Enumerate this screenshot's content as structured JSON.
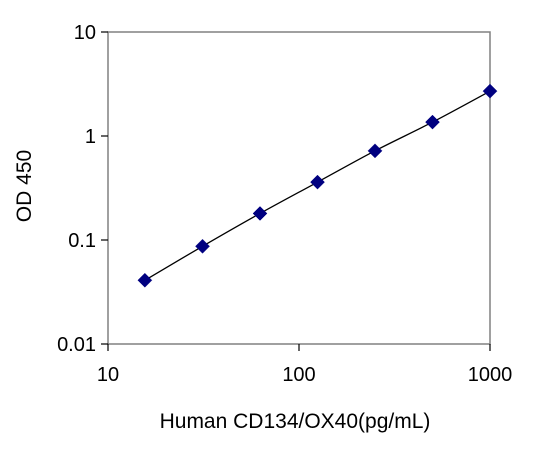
{
  "chart_data": {
    "type": "scatter",
    "title": "",
    "xlabel": "Human CD134/OX40(pg/mL)",
    "ylabel": "OD 450",
    "xscale": "log",
    "yscale": "log",
    "xlim": [
      10,
      1000
    ],
    "ylim": [
      0.01,
      10
    ],
    "x_ticks": [
      10,
      100,
      1000
    ],
    "x_tick_labels": [
      "10",
      "100",
      "1000"
    ],
    "y_ticks": [
      0.01,
      0.1,
      1,
      10
    ],
    "y_tick_labels": [
      "0.01",
      "0.1",
      "1",
      "10"
    ],
    "grid": false,
    "legend": "none",
    "marker": "diamond",
    "trendline": true,
    "series": [
      {
        "x": [
          15.6,
          31.25,
          62.5,
          125,
          250,
          500,
          1000
        ],
        "y": [
          0.041,
          0.087,
          0.18,
          0.36,
          0.72,
          1.36,
          2.7
        ]
      }
    ]
  },
  "colors": {
    "marker": "#000080",
    "line": "#000000",
    "frame": "#808080",
    "background": "#ffffff"
  }
}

Task directions: Set down the lines of the records above exactly, apart from the pictures.

Result of the task:
Enumerate this screenshot's content as structured JSON.
{
  "chart_data": {
    "type": "scatter",
    "title": "",
    "xlabel": "Human CD134/OX40(pg/mL)",
    "ylabel": "OD 450",
    "xscale": "log",
    "yscale": "log",
    "xlim": [
      10,
      1000
    ],
    "ylim": [
      0.01,
      10
    ],
    "x_ticks": [
      10,
      100,
      1000
    ],
    "x_tick_labels": [
      "10",
      "100",
      "1000"
    ],
    "y_ticks": [
      0.01,
      0.1,
      1,
      10
    ],
    "y_tick_labels": [
      "0.01",
      "0.1",
      "1",
      "10"
    ],
    "grid": false,
    "legend": "none",
    "marker": "diamond",
    "trendline": true,
    "series": [
      {
        "x": [
          15.6,
          31.25,
          62.5,
          125,
          250,
          500,
          1000
        ],
        "y": [
          0.041,
          0.087,
          0.18,
          0.36,
          0.72,
          1.36,
          2.7
        ]
      }
    ]
  },
  "colors": {
    "marker": "#000080",
    "line": "#000000",
    "frame": "#808080",
    "background": "#ffffff"
  }
}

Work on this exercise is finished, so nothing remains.